** Begin **

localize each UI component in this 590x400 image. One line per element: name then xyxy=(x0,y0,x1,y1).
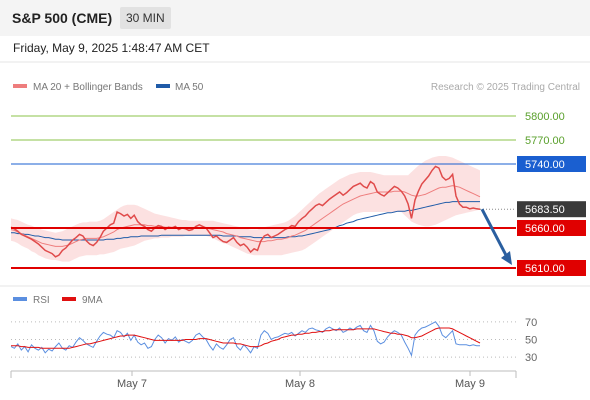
pivot-level-tag xyxy=(517,220,586,236)
support-level-tag xyxy=(517,260,586,276)
timeframe-badge[interactable]: 30 MIN xyxy=(120,7,171,29)
price-line xyxy=(10,165,481,258)
ma50-legend-label: MA 50 xyxy=(175,82,204,93)
target-level-label: 5800.00 xyxy=(525,111,565,123)
rsi-plot-area: 70 50 30 xyxy=(10,317,537,364)
forecast-arrow-shaft xyxy=(480,208,510,260)
current-price-label: 5683.50 xyxy=(525,204,565,216)
support-level-label: 5610.00 xyxy=(525,263,565,275)
ma20-legend-swatch xyxy=(13,84,27,88)
header-bar: S&P 500 (CME) 30 MIN xyxy=(0,0,590,36)
rsi-tick-label: 70 xyxy=(525,317,537,329)
rsi-tick-label: 30 xyxy=(525,352,537,364)
rsi-tick-label: 50 xyxy=(525,335,537,347)
current-price-tag xyxy=(517,201,586,218)
pivot-level-label: 5660.00 xyxy=(525,223,565,235)
copyright-text: Research © 2025 Trading Central xyxy=(431,82,580,93)
ma9-legend-label: 9MA xyxy=(82,295,103,306)
ma9-legend-swatch xyxy=(62,297,76,301)
rsi-legend-label: RSI xyxy=(33,295,50,306)
x-tick-label: May 9 xyxy=(455,378,485,390)
x-axis: May 7 May 8 May 9 xyxy=(117,371,485,390)
ma20-legend-label: MA 20 + Bollinger Bands xyxy=(33,82,143,93)
price-levels: 5800.00 5770.00 5740.00 5683.50 5660.00 5610.… xyxy=(11,111,586,276)
x-tick-label: May 8 xyxy=(285,378,315,390)
bollinger-band xyxy=(11,156,480,262)
resistance-level-label: 5740.00 xyxy=(525,159,565,171)
timestamp: Friday, May 9, 2025 1:48:47 AM CET xyxy=(13,41,210,55)
ma50-legend-swatch xyxy=(156,84,170,88)
target-level-label: 5770.00 xyxy=(525,135,565,147)
price-plot-area xyxy=(10,156,481,262)
instrument-title: S&P 500 (CME) xyxy=(12,10,113,26)
x-tick-label: May 7 xyxy=(117,378,147,390)
ma50-line xyxy=(11,201,480,241)
forecast-arrow-head xyxy=(501,251,512,265)
rsi-legend-swatch xyxy=(13,297,27,301)
resistance-level-tag xyxy=(517,156,586,172)
rsi-ma-line xyxy=(11,327,481,349)
rsi-line xyxy=(10,321,480,358)
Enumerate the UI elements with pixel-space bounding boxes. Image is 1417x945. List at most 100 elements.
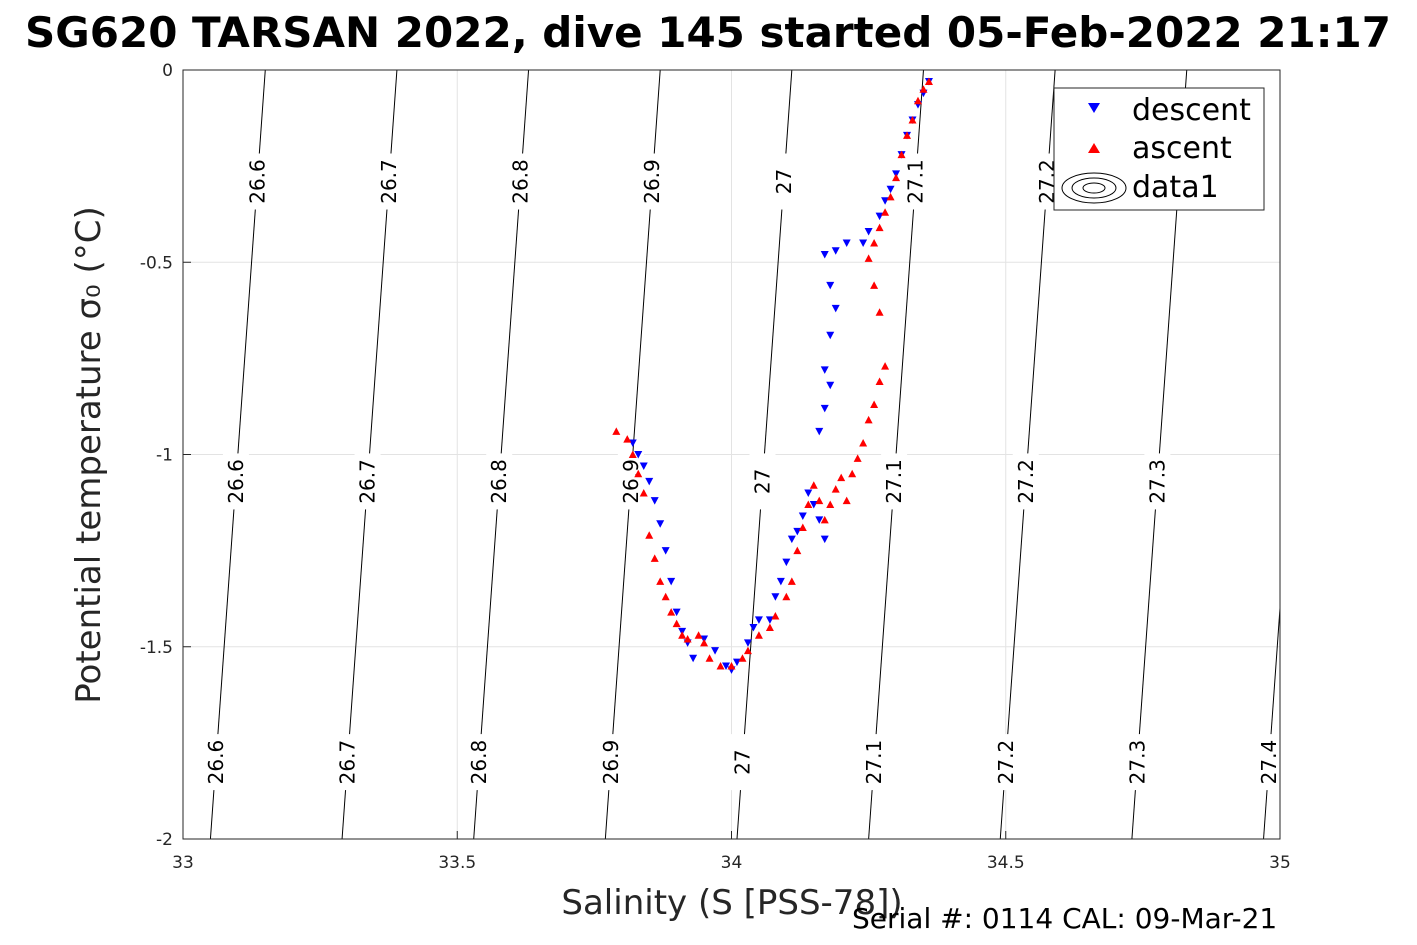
contour-label-bg <box>222 453 249 510</box>
axis-ticks: 33 33.5 34 34.5 35 0 -0.5 -1 -1.5 -2 <box>140 61 1291 873</box>
ascent-point <box>678 631 687 639</box>
ascent-point <box>765 623 774 632</box>
contour-label-bg <box>354 453 381 510</box>
data-points <box>612 77 933 674</box>
descent-point <box>639 462 648 471</box>
descent-point <box>672 608 681 617</box>
legend: descent ascent data1 <box>1053 87 1265 211</box>
descent-point <box>711 647 720 655</box>
ascent-point <box>875 223 884 232</box>
ascent-point <box>771 611 780 620</box>
descent-point <box>776 577 785 586</box>
contour-label-bg <box>597 734 624 791</box>
legend-descent-label: descent <box>1132 93 1251 128</box>
contour-label-bg <box>1256 734 1283 791</box>
contour-label-bg <box>770 153 797 210</box>
descent-point <box>820 535 829 544</box>
ascent-point <box>903 131 912 139</box>
y-tick-label: -1 <box>156 446 173 466</box>
ascent-point <box>919 85 928 93</box>
contour-label: 26.6 <box>224 459 248 504</box>
ascent-point <box>639 488 648 497</box>
descent-point <box>820 366 829 374</box>
ascent-point <box>913 96 922 105</box>
descent-point <box>722 662 731 670</box>
contour-label: 27 <box>772 169 796 194</box>
ascent-point <box>754 631 763 639</box>
legend-descent-marker <box>1088 103 1100 113</box>
descent-point <box>634 451 643 459</box>
contour-label-bg <box>902 153 929 210</box>
contour-label-bg <box>1012 453 1039 510</box>
contour-label-bg <box>639 153 666 210</box>
contour-label: 27.1 <box>862 740 886 785</box>
ascent-point <box>924 77 933 86</box>
descent-point <box>809 500 818 509</box>
ascent-point <box>881 362 890 370</box>
descent-point <box>826 381 835 390</box>
descent-point <box>831 304 840 313</box>
contour-label: 26.7 <box>356 459 380 504</box>
ascent-point <box>831 485 840 493</box>
contour-label: 27.4 <box>1257 740 1281 785</box>
descent-point <box>859 239 868 248</box>
ascent-point <box>897 150 906 159</box>
contour-label: 27 <box>750 469 774 494</box>
ascent-point <box>694 631 703 639</box>
descent-point <box>864 227 873 236</box>
descent-point <box>656 520 665 528</box>
ascent-point <box>886 192 895 201</box>
contour-label-bg <box>375 153 402 210</box>
descent-point <box>820 404 829 413</box>
ascent-point <box>700 638 709 647</box>
descent-point <box>881 197 890 205</box>
ascent-point <box>612 427 621 435</box>
ascent-point <box>853 454 862 462</box>
descent-point <box>689 654 698 663</box>
x-tick-label: 33 <box>172 853 194 873</box>
contour-label: 26.8 <box>487 459 511 504</box>
contour-label-bg <box>861 734 888 791</box>
descent-point <box>749 624 758 632</box>
descent-point <box>826 281 835 290</box>
footer-serial-cal: Serial #: 0114 CAL: 09-Mar-21 <box>852 902 1277 935</box>
ascent-point <box>683 635 692 643</box>
descent-point <box>820 251 829 259</box>
legend-box <box>1053 87 1265 211</box>
descent-point <box>886 185 895 194</box>
descent-point <box>650 497 659 505</box>
ascent-point <box>782 592 791 601</box>
contour-label: 27.3 <box>1125 740 1149 785</box>
descent-point <box>667 577 676 586</box>
ascent-point <box>859 438 868 447</box>
y-tick-label: -0.5 <box>140 253 173 273</box>
contour-line <box>1263 608 1281 840</box>
descent-point <box>815 516 824 524</box>
descent-point <box>798 512 807 521</box>
x-tick-label: 33.5 <box>438 853 476 873</box>
ascent-point <box>804 500 813 508</box>
ascent-point <box>809 481 818 489</box>
ascent-point <box>864 415 873 424</box>
descent-point <box>743 639 752 647</box>
contour-label: 26.8 <box>467 740 491 785</box>
ascent-point <box>815 496 824 505</box>
descent-point <box>732 658 741 667</box>
ascent-point <box>623 435 632 443</box>
ascent-point <box>634 469 643 478</box>
descent-point <box>771 593 780 601</box>
contour-label-bg <box>202 734 229 791</box>
ascent-point <box>875 308 884 316</box>
descent-point <box>875 212 884 221</box>
chart-title: SG620 TARSAN 2022, dive 145 started 05-F… <box>25 8 1391 57</box>
descent-point <box>765 616 774 624</box>
ascent-point <box>705 654 714 662</box>
ascent-point <box>875 377 884 385</box>
contour-label: 26.9 <box>640 159 664 204</box>
contour-label-bg <box>244 153 271 210</box>
contour-label: 27.2 <box>994 740 1018 785</box>
contour-label: 26.9 <box>599 740 623 785</box>
contour-label: 26.7 <box>377 159 401 204</box>
legend-data1-marker <box>1061 172 1127 204</box>
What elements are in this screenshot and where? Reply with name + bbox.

** End **

• [Exercise details] Return the lines of the data above unchanged, starting at the line that contains "contour-label-bg <box>222 453 249 510</box>" and stopping after the line that contains "contour-label-bg <box>354 453 381 510</box>".

• [Solution]
contour-label-bg <box>222 453 249 510</box>
axis-ticks: 33 33.5 34 34.5 35 0 -0.5 -1 -1.5 -2 <box>140 61 1291 873</box>
ascent-point <box>678 631 687 639</box>
ascent-point <box>765 623 774 632</box>
contour-label-bg <box>354 453 381 510</box>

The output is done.